* [WHAT THIS TASK INVOLVES] Write out the records beneath this line exactly as they appear, minus any images.

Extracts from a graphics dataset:
▽
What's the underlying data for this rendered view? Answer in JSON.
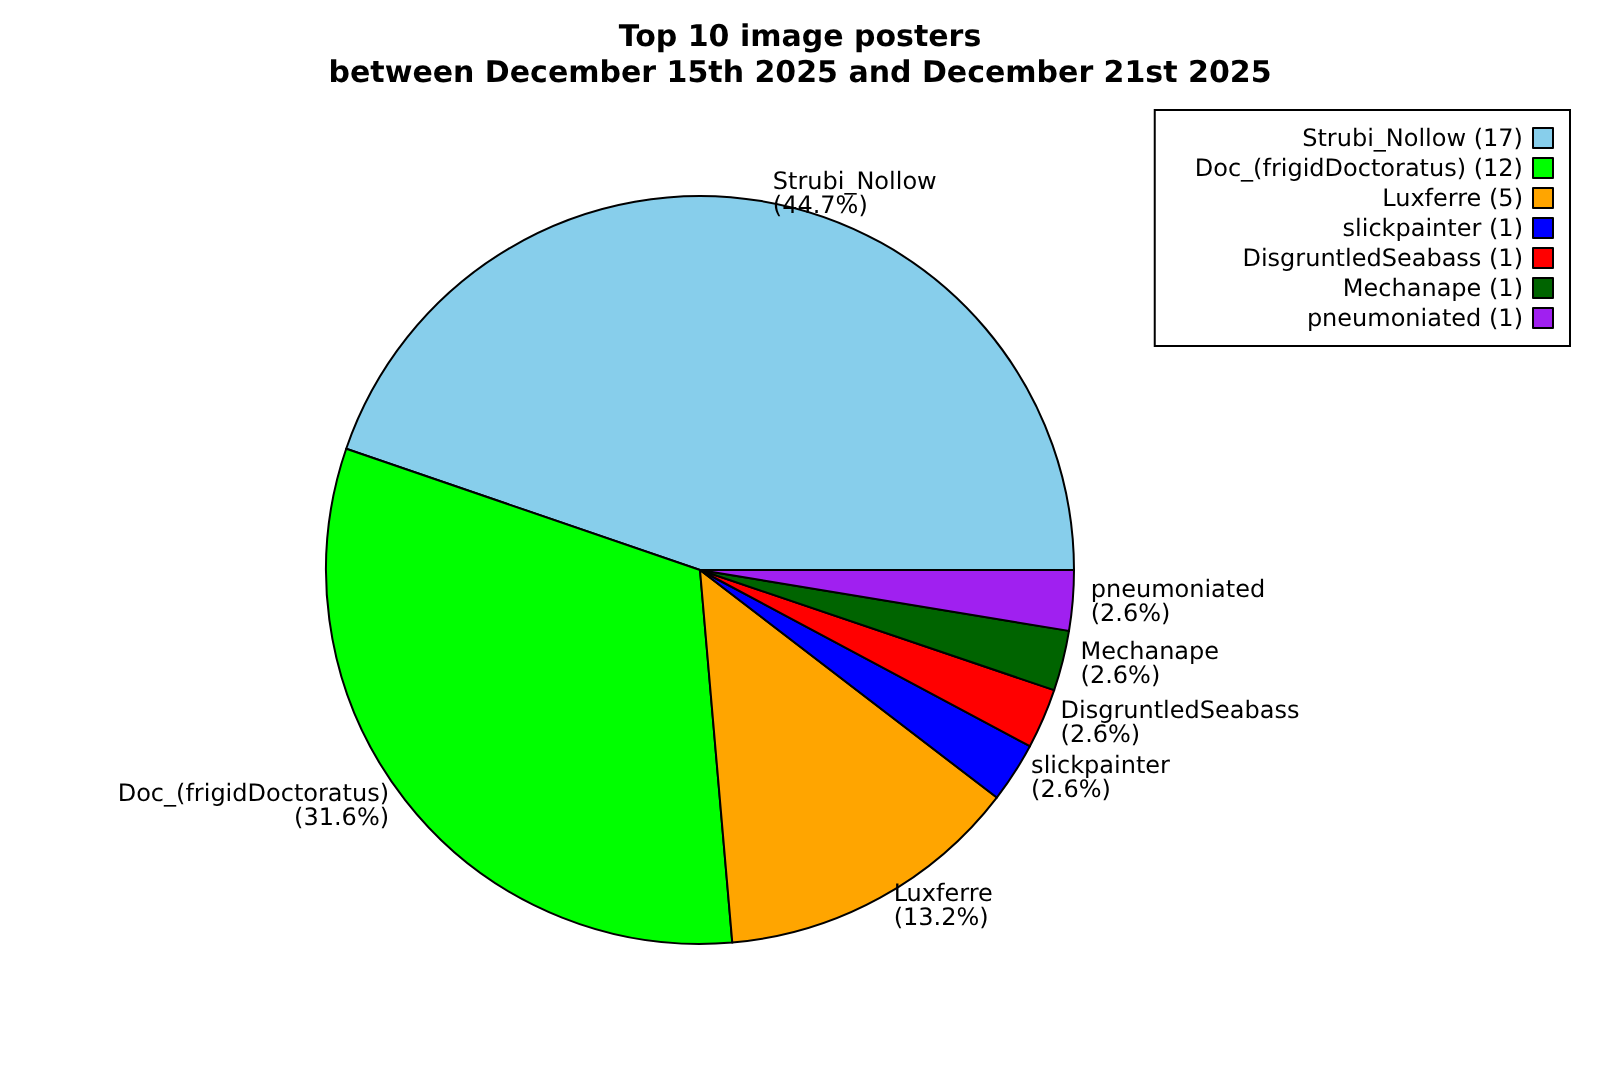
{
  "chart_data": {
    "type": "pie",
    "title": "Top 10 image posters\nbetween December 15th 2025 and December 21st 2025",
    "categories": [
      "Strubi_Nollow",
      "Doc_(frigidDoctoratus)",
      "Luxferre",
      "slickpainter",
      "DisgruntledSeabass",
      "Mechanape",
      "pneumoniated"
    ],
    "values": [
      44.7,
      31.6,
      13.2,
      2.6,
      2.6,
      2.6,
      2.6
    ],
    "annotations": [
      "(17)",
      "(12)",
      "(5)",
      "(1)",
      "(1)",
      "(1)",
      "(1)"
    ],
    "value_labels": [
      "(44.7%)",
      "(31.6%)",
      "(13.2%)",
      "(2.6%)",
      "(2.6%)",
      "(2.6%)",
      "(2.6%)"
    ],
    "colors": [
      "#87ceeb",
      "#00ff00",
      "#ffa500",
      "#0000ff",
      "#ff0000",
      "#006400",
      "#a020f0"
    ],
    "legend": "top right"
  }
}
△
* [EXERCISE ANSWER]
What's the underlying data for this rendered view? Answer in JSON.
{
  "chart_data": {
    "type": "pie",
    "title": "Top 10 image posters\nbetween December 15th 2025 and December 21st 2025",
    "categories": [
      "Strubi_Nollow",
      "Doc_(frigidDoctoratus)",
      "Luxferre",
      "slickpainter",
      "DisgruntledSeabass",
      "Mechanape",
      "pneumoniated"
    ],
    "values": [
      44.7,
      31.6,
      13.2,
      2.6,
      2.6,
      2.6,
      2.6
    ],
    "annotations": [
      "(17)",
      "(12)",
      "(5)",
      "(1)",
      "(1)",
      "(1)",
      "(1)"
    ],
    "value_labels": [
      "(44.7%)",
      "(31.6%)",
      "(13.2%)",
      "(2.6%)",
      "(2.6%)",
      "(2.6%)",
      "(2.6%)"
    ],
    "colors": [
      "#87ceeb",
      "#00ff00",
      "#ffa500",
      "#0000ff",
      "#ff0000",
      "#006400",
      "#a020f0"
    ],
    "legend": "top right"
  }
}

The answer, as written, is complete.